PROMPT —
Search the records below for the word "Assignments" and show every line where it occurs.

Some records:

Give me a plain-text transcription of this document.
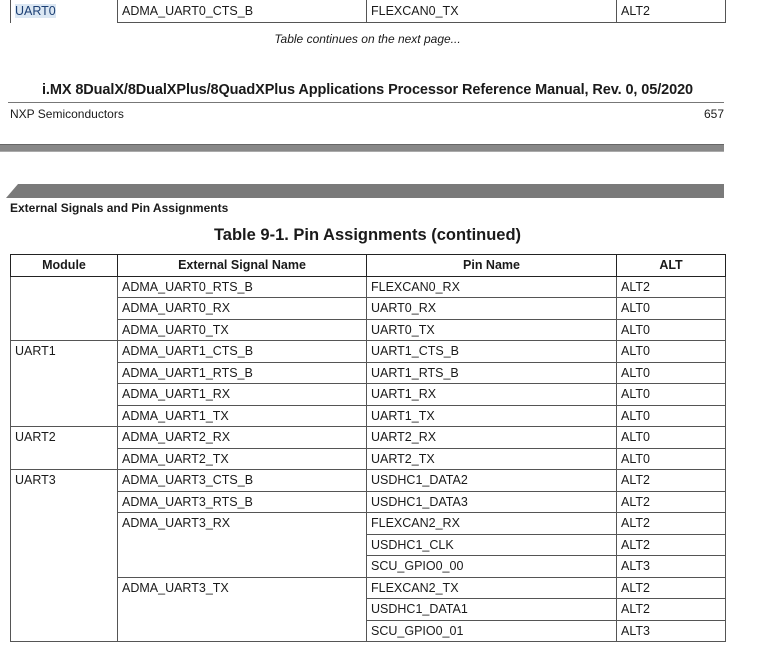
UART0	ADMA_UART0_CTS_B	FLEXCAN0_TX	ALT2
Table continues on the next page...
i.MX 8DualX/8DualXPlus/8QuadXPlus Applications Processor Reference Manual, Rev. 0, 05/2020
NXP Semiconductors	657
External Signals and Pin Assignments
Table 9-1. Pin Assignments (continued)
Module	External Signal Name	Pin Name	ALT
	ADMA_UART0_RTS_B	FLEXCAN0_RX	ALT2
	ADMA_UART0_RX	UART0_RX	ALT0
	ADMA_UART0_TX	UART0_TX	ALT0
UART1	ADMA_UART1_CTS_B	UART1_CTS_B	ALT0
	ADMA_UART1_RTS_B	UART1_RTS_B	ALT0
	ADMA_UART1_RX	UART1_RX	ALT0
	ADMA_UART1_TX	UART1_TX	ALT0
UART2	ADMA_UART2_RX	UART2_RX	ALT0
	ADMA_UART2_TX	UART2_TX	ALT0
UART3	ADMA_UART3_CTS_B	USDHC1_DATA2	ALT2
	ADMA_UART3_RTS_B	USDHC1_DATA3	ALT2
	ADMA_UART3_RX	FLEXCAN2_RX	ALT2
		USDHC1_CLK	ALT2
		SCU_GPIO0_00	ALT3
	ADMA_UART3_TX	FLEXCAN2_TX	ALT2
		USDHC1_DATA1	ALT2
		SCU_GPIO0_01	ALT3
---
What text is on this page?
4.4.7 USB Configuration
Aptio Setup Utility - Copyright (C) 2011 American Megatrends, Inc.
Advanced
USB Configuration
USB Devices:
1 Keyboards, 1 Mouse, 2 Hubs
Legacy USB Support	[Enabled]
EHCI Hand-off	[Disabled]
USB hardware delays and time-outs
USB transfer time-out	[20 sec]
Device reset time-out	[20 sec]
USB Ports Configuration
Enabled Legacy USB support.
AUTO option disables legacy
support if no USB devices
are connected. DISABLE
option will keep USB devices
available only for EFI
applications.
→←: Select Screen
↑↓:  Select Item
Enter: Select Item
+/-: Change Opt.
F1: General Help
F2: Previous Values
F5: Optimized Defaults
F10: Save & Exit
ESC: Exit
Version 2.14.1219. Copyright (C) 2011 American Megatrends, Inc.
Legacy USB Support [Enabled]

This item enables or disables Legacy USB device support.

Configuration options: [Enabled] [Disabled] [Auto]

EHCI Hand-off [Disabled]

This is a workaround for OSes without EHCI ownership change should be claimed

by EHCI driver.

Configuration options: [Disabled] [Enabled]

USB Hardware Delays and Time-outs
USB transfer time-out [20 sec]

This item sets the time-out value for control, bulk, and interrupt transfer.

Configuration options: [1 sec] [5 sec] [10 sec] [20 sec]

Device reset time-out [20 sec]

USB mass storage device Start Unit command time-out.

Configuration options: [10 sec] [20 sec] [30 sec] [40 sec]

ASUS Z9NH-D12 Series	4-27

EXERCISE OUTPUT —
External Signals and Pin Assignments
Table 9-1. Pin Assignments (continued)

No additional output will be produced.